## Required task
Output all lines exactly, with nothing added or dropped.

## Extracted records

»»

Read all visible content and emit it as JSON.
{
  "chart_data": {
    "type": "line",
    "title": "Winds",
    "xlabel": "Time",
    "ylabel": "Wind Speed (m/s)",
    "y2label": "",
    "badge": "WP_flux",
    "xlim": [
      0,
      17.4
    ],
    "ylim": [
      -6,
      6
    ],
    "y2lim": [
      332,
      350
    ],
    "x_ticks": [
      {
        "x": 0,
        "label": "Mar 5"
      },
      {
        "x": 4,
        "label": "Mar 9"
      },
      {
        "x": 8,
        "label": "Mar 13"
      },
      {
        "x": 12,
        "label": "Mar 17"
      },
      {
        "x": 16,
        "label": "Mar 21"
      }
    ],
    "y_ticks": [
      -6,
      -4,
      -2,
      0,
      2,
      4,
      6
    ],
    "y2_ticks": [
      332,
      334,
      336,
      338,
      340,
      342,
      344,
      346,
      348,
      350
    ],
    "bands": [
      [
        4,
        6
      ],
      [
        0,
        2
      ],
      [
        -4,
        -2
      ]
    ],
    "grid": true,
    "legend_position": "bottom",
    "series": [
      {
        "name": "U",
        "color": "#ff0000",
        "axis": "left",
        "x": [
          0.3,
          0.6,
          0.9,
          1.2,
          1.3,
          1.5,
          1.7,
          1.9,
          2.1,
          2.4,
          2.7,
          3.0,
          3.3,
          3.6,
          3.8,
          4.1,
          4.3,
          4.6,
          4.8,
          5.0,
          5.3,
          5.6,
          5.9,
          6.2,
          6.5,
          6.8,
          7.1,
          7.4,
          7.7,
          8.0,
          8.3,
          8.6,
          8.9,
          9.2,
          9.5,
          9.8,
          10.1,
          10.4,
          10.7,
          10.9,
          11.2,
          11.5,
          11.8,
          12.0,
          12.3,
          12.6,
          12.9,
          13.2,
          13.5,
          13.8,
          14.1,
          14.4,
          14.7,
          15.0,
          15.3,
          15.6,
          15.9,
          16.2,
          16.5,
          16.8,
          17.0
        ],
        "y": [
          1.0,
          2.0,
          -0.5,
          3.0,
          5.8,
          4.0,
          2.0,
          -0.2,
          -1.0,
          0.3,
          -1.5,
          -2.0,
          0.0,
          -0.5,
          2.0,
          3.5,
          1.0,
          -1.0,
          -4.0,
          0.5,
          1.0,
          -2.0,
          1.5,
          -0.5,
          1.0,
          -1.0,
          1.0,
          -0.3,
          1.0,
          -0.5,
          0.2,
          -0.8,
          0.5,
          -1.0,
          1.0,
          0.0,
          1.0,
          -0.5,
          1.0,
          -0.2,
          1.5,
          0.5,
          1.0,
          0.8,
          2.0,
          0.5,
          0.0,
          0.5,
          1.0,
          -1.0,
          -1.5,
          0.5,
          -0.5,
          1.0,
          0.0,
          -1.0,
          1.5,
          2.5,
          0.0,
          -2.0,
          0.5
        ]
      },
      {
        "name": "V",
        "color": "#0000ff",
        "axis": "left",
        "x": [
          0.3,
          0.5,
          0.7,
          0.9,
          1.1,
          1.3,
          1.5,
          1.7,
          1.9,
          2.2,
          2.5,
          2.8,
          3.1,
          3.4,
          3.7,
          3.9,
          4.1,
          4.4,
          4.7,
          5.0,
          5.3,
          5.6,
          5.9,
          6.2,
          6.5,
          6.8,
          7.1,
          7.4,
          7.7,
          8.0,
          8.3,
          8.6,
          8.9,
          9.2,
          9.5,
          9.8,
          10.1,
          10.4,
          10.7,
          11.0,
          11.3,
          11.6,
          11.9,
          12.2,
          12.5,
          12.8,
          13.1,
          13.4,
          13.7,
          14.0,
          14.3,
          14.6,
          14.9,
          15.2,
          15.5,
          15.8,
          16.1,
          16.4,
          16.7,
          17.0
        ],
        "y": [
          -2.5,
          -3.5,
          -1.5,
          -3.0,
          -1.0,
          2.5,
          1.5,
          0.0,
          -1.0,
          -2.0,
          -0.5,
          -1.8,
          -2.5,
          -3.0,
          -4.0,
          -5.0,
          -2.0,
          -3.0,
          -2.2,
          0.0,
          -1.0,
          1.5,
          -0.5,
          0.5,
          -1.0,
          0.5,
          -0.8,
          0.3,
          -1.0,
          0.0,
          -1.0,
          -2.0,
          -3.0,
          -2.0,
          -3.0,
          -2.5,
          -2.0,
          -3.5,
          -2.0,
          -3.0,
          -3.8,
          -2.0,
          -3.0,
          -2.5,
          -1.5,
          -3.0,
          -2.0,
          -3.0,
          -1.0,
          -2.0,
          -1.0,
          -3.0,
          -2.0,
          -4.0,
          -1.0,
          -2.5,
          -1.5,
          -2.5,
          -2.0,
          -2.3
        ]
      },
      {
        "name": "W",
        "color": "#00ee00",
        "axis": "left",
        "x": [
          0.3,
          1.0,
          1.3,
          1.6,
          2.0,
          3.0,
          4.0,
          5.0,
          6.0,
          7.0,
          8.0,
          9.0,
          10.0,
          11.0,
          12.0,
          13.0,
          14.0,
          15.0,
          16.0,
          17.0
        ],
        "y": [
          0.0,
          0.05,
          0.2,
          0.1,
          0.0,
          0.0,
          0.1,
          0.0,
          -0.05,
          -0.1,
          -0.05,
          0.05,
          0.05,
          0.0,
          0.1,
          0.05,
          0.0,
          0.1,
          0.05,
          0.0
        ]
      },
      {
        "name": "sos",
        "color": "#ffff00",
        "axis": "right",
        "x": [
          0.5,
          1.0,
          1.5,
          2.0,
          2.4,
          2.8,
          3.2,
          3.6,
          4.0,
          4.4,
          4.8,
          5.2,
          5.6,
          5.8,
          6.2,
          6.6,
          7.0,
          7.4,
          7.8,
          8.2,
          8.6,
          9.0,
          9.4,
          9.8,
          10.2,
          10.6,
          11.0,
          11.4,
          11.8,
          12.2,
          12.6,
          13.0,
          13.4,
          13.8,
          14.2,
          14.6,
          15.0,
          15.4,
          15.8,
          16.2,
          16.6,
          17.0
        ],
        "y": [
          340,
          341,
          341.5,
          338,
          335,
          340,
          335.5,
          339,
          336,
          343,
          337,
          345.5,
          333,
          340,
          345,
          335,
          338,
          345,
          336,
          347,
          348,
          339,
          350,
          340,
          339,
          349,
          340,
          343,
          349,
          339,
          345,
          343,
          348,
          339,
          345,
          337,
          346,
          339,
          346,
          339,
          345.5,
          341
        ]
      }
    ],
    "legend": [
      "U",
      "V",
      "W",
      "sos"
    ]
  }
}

««

## Answer to the exercise
Read all visible content and emit it as JSON.
{
  "chart_data": {
    "type": "line",
    "title": "Winds",
    "xlabel": "Time",
    "ylabel": "Wind Speed (m/s)",
    "y2label": "",
    "badge": "WP_flux",
    "xlim": [
      0,
      17.4
    ],
    "ylim": [
      -6,
      6
    ],
    "y2lim": [
      332,
      350
    ],
    "x_ticks": [
      {
        "x": 0,
        "label": "Mar 5"
      },
      {
        "x": 4,
        "label": "Mar 9"
      },
      {
        "x": 8,
        "label": "Mar 13"
      },
      {
        "x": 12,
        "label": "Mar 17"
      },
      {
        "x": 16,
        "label": "Mar 21"
      }
    ],
    "y_ticks": [
      -6,
      -4,
      -2,
      0,
      2,
      4,
      6
    ],
    "y2_ticks": [
      332,
      334,
      336,
      338,
      340,
      342,
      344,
      346,
      348,
      350
    ],
    "bands": [
      [
        4,
        6
      ],
      [
        0,
        2
      ],
      [
        -4,
        -2
      ]
    ],
    "grid": true,
    "legend_position": "bottom",
    "series": [
      {
        "name": "U",
        "color": "#ff0000",
        "axis": "left",
        "x": [
          0.3,
          0.6,
          0.9,
          1.2,
          1.3,
          1.5,
          1.7,
          1.9,
          2.1,
          2.4,
          2.7,
          3.0,
          3.3,
          3.6,
          3.8,
          4.1,
          4.3,
          4.6,
          4.8,
          5.0,
          5.3,
          5.6,
          5.9,
          6.2,
          6.5,
          6.8,
          7.1,
          7.4,
          7.7,
          8.0,
          8.3,
          8.6,
          8.9,
          9.2,
          9.5,
          9.8,
          10.1,
          10.4,
          10.7,
          10.9,
          11.2,
          11.5,
          11.8,
          12.0,
          12.3,
          12.6,
          12.9,
          13.2,
          13.5,
          13.8,
          14.1,
          14.4,
          14.7,
          15.0,
          15.3,
          15.6,
          15.9,
          16.2,
          16.5,
          16.8,
          17.0
        ],
        "y": [
          1.0,
          2.0,
          -0.5,
          3.0,
          5.8,
          4.0,
          2.0,
          -0.2,
          -1.0,
          0.3,
          -1.5,
          -2.0,
          0.0,
          -0.5,
          2.0,
          3.5,
          1.0,
          -1.0,
          -4.0,
          0.5,
          1.0,
          -2.0,
          1.5,
          -0.5,
          1.0,
          -1.0,
          1.0,
          -0.3,
          1.0,
          -0.5,
          0.2,
          -0.8,
          0.5,
          -1.0,
          1.0,
          0.0,
          1.0,
          -0.5,
          1.0,
          -0.2,
          1.5,
          0.5,
          1.0,
          0.8,
          2.0,
          0.5,
          0.0,
          0.5,
          1.0,
          -1.0,
          -1.5,
          0.5,
          -0.5,
          1.0,
          0.0,
          -1.0,
          1.5,
          2.5,
          0.0,
          -2.0,
          0.5
        ]
      },
      {
        "name": "V",
        "color": "#0000ff",
        "axis": "left",
        "x": [
          0.3,
          0.5,
          0.7,
          0.9,
          1.1,
          1.3,
          1.5,
          1.7,
          1.9,
          2.2,
          2.5,
          2.8,
          3.1,
          3.4,
          3.7,
          3.9,
          4.1,
          4.4,
          4.7,
          5.0,
          5.3,
          5.6,
          5.9,
          6.2,
          6.5,
          6.8,
          7.1,
          7.4,
          7.7,
          8.0,
          8.3,
          8.6,
          8.9,
          9.2,
          9.5,
          9.8,
          10.1,
          10.4,
          10.7,
          11.0,
          11.3,
          11.6,
          11.9,
          12.2,
          12.5,
          12.8,
          13.1,
          13.4,
          13.7,
          14.0,
          14.3,
          14.6,
          14.9,
          15.2,
          15.5,
          15.8,
          16.1,
          16.4,
          16.7,
          17.0
        ],
        "y": [
          -2.5,
          -3.5,
          -1.5,
          -3.0,
          -1.0,
          2.5,
          1.5,
          0.0,
          -1.0,
          -2.0,
          -0.5,
          -1.8,
          -2.5,
          -3.0,
          -4.0,
          -5.0,
          -2.0,
          -3.0,
          -2.2,
          0.0,
          -1.0,
          1.5,
          -0.5,
          0.5,
          -1.0,
          0.5,
          -0.8,
          0.3,
          -1.0,
          0.0,
          -1.0,
          -2.0,
          -3.0,
          -2.0,
          -3.0,
          -2.5,
          -2.0,
          -3.5,
          -2.0,
          -3.0,
          -3.8,
          -2.0,
          -3.0,
          -2.5,
          -1.5,
          -3.0,
          -2.0,
          -3.0,
          -1.0,
          -2.0,
          -1.0,
          -3.0,
          -2.0,
          -4.0,
          -1.0,
          -2.5,
          -1.5,
          -2.5,
          -2.0,
          -2.3
        ]
      },
      {
        "name": "W",
        "color": "#00ee00",
        "axis": "left",
        "x": [
          0.3,
          1.0,
          1.3,
          1.6,
          2.0,
          3.0,
          4.0,
          5.0,
          6.0,
          7.0,
          8.0,
          9.0,
          10.0,
          11.0,
          12.0,
          13.0,
          14.0,
          15.0,
          16.0,
          17.0
        ],
        "y": [
          0.0,
          0.05,
          0.2,
          0.1,
          0.0,
          0.0,
          0.1,
          0.0,
          -0.05,
          -0.1,
          -0.05,
          0.05,
          0.05,
          0.0,
          0.1,
          0.05,
          0.0,
          0.1,
          0.05,
          0.0
        ]
      },
      {
        "name": "sos",
        "color": "#ffff00",
        "axis": "right",
        "x": [
          0.5,
          1.0,
          1.5,
          2.0,
          2.4,
          2.8,
          3.2,
          3.6,
          4.0,
          4.4,
          4.8,
          5.2,
          5.6,
          5.8,
          6.2,
          6.6,
          7.0,
          7.4,
          7.8,
          8.2,
          8.6,
          9.0,
          9.4,
          9.8,
          10.2,
          10.6,
          11.0,
          11.4,
          11.8,
          12.2,
          12.6,
          13.0,
          13.4,
          13.8,
          14.2,
          14.6,
          15.0,
          15.4,
          15.8,
          16.2,
          16.6,
          17.0
        ],
        "y": [
          340,
          341,
          341.5,
          338,
          335,
          340,
          335.5,
          339,
          336,
          343,
          337,
          345.5,
          333,
          340,
          345,
          335,
          338,
          345,
          336,
          347,
          348,
          339,
          350,
          340,
          339,
          349,
          340,
          343,
          349,
          339,
          345,
          343,
          348,
          339,
          345,
          337,
          346,
          339,
          346,
          339,
          345.5,
          341
        ]
      }
    ],
    "legend": [
      "U",
      "V",
      "W",
      "sos"
    ]
  }
}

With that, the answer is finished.